Entries with figure data

# # # # #

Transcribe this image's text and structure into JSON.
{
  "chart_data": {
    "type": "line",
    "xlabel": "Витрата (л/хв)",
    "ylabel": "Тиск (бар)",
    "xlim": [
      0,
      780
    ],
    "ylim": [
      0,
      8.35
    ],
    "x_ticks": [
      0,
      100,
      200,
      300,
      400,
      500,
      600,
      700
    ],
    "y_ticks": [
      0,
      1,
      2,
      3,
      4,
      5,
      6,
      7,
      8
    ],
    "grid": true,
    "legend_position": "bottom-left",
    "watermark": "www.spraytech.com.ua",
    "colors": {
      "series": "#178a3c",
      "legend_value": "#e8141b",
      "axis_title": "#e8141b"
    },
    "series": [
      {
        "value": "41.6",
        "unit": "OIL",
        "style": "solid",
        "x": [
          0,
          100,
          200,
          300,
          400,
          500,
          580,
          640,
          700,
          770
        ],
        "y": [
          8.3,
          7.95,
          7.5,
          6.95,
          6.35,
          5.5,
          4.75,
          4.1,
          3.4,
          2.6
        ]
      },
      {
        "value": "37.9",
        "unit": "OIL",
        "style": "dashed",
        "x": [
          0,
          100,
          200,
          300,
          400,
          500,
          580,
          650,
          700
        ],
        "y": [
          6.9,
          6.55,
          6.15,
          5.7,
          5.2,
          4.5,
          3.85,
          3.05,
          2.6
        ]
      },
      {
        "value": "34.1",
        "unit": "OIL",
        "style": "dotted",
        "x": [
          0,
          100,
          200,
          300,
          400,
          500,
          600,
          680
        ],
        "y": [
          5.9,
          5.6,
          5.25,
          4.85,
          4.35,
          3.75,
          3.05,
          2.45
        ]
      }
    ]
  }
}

# # # # #

== Set problem ==
Reproduce the full set of records precisely.

== Expected answer ==
Transcribe this image's text and structure into JSON.
{
  "chart_data": {
    "type": "line",
    "xlabel": "Витрата (л/хв)",
    "ylabel": "Тиск (бар)",
    "xlim": [
      0,
      780
    ],
    "ylim": [
      0,
      8.35
    ],
    "x_ticks": [
      0,
      100,
      200,
      300,
      400,
      500,
      600,
      700
    ],
    "y_ticks": [
      0,
      1,
      2,
      3,
      4,
      5,
      6,
      7,
      8
    ],
    "grid": true,
    "legend_position": "bottom-left",
    "watermark": "www.spraytech.com.ua",
    "colors": {
      "series": "#178a3c",
      "legend_value": "#e8141b",
      "axis_title": "#e8141b"
    },
    "series": [
      {
        "value": "41.6",
        "unit": "OIL",
        "style": "solid",
        "x": [
          0,
          100,
          200,
          300,
          400,
          500,
          580,
          640,
          700,
          770
        ],
        "y": [
          8.3,
          7.95,
          7.5,
          6.95,
          6.35,
          5.5,
          4.75,
          4.1,
          3.4,
          2.6
        ]
      },
      {
        "value": "37.9",
        "unit": "OIL",
        "style": "dashed",
        "x": [
          0,
          100,
          200,
          300,
          400,
          500,
          580,
          650,
          700
        ],
        "y": [
          6.9,
          6.55,
          6.15,
          5.7,
          5.2,
          4.5,
          3.85,
          3.05,
          2.6
        ]
      },
      {
        "value": "34.1",
        "unit": "OIL",
        "style": "dotted",
        "x": [
          0,
          100,
          200,
          300,
          400,
          500,
          600,
          680
        ],
        "y": [
          5.9,
          5.6,
          5.25,
          4.85,
          4.35,
          3.75,
          3.05,
          2.45
        ]
      }
    ]
  }
}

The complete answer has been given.